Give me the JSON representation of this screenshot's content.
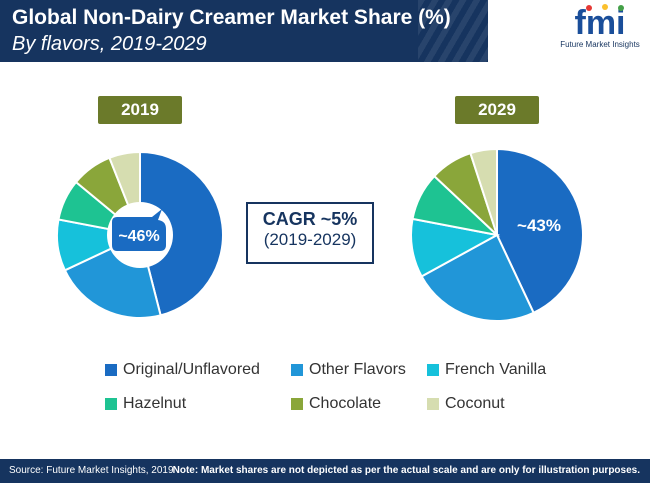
{
  "header": {
    "title": "Global Non-Dairy Creamer Market Share (%)",
    "subtitle": "By flavors, 2019-2029"
  },
  "logo": {
    "wordmark": "fmi",
    "tagline": "Future Market Insights"
  },
  "colors": {
    "header_bg": "#16345f",
    "badge_bg": "#6b7a2a",
    "Original/Unflavored": "#1a6bc2",
    "Other Flavors": "#2196d8",
    "French Vanilla": "#16c1db",
    "Hazelnut": "#1ec392",
    "Chocolate": "#8aa63a",
    "Coconut": "#d6ddb0"
  },
  "cagr": {
    "label": "CAGR ~5%",
    "period": "(2019-2029)"
  },
  "chart_data": [
    {
      "type": "pie",
      "variant": "donut",
      "badge": "2019",
      "slices": [
        {
          "label": "Original/Unflavored",
          "value": 46
        },
        {
          "label": "Other Flavors",
          "value": 22
        },
        {
          "label": "French Vanilla",
          "value": 10
        },
        {
          "label": "Hazelnut",
          "value": 8
        },
        {
          "label": "Chocolate",
          "value": 8
        },
        {
          "label": "Coconut",
          "value": 6
        }
      ],
      "annotation": "~46%"
    },
    {
      "type": "pie",
      "variant": "pie",
      "badge": "2029",
      "slices": [
        {
          "label": "Original/Unflavored",
          "value": 43
        },
        {
          "label": "Other Flavors",
          "value": 24
        },
        {
          "label": "French Vanilla",
          "value": 11
        },
        {
          "label": "Hazelnut",
          "value": 9
        },
        {
          "label": "Chocolate",
          "value": 8
        },
        {
          "label": "Coconut",
          "value": 5
        }
      ],
      "annotation": "~43%"
    }
  ],
  "legend": {
    "items": [
      "Original/Unflavored",
      "Other Flavors",
      "French Vanilla",
      "Hazelnut",
      "Chocolate",
      "Coconut"
    ]
  },
  "footer": {
    "source": "Source: Future Market Insights, 2019",
    "note": "Note: Market shares are not depicted as per the actual scale and are only for illustration purposes."
  }
}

------------------------------

### Goal of the exercise
Only lines with the word "Hazelnut" are wanted, so copy each one from the records.

### Task solution
    "Hazelnut": "#1ec392",
          "label": "Hazelnut",
          "label": "Hazelnut",
      "Hazelnut",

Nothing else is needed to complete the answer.